#### EXERCISE GOAL:
Gather all lines containing the string "students" and copy them out.

#### Collection entries:
= = = = =

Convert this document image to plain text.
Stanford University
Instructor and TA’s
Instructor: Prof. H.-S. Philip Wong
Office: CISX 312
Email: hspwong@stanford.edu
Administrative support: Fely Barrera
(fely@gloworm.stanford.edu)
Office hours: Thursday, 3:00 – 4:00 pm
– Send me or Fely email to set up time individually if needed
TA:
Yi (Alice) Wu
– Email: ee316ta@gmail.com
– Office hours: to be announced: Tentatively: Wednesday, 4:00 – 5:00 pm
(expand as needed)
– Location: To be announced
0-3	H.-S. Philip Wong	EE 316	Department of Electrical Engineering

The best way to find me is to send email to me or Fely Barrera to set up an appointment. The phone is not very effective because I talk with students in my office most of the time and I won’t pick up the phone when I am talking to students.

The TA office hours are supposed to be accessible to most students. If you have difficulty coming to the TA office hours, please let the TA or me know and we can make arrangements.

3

= = = = =

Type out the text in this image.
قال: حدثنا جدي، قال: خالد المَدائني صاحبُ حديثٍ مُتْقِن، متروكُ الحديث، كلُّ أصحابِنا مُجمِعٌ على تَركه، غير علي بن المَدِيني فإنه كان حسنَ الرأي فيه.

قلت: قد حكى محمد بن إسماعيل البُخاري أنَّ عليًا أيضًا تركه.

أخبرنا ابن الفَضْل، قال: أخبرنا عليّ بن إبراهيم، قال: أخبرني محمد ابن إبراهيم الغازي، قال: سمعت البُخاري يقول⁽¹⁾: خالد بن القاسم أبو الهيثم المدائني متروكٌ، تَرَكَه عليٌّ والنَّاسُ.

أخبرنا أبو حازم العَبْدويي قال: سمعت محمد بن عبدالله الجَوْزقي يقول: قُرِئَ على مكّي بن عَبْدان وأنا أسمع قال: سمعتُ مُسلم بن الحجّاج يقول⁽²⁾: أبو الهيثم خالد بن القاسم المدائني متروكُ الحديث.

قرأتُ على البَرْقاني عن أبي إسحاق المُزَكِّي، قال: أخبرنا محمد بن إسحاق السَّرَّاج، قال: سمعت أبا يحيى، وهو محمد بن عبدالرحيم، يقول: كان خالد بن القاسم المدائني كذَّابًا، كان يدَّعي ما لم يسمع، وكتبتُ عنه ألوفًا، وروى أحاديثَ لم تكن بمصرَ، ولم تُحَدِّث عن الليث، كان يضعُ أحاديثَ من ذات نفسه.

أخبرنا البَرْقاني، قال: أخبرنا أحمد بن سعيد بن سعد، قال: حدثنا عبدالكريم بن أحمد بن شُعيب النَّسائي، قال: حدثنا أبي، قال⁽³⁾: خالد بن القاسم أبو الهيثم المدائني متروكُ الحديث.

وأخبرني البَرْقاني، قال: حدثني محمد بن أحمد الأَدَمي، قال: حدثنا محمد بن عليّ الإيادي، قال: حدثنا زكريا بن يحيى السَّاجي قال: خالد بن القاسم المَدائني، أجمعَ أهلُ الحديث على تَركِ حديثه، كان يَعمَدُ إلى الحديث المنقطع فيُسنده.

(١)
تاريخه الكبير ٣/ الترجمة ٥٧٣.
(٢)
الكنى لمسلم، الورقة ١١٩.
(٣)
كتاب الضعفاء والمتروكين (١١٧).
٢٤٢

= = = = =

#### FINISHED ANSWER:
The best way to find me is to send email to me or Fely Barrera to set up an appointment. The phone is not very effective because I talk with students in my office most of the time and I won’t pick up the phone when I am talking to students.
The TA office hours are supposed to be accessible to most students. If you have difficulty coming to the TA office hours, please let the TA or me know and we can make arrangements.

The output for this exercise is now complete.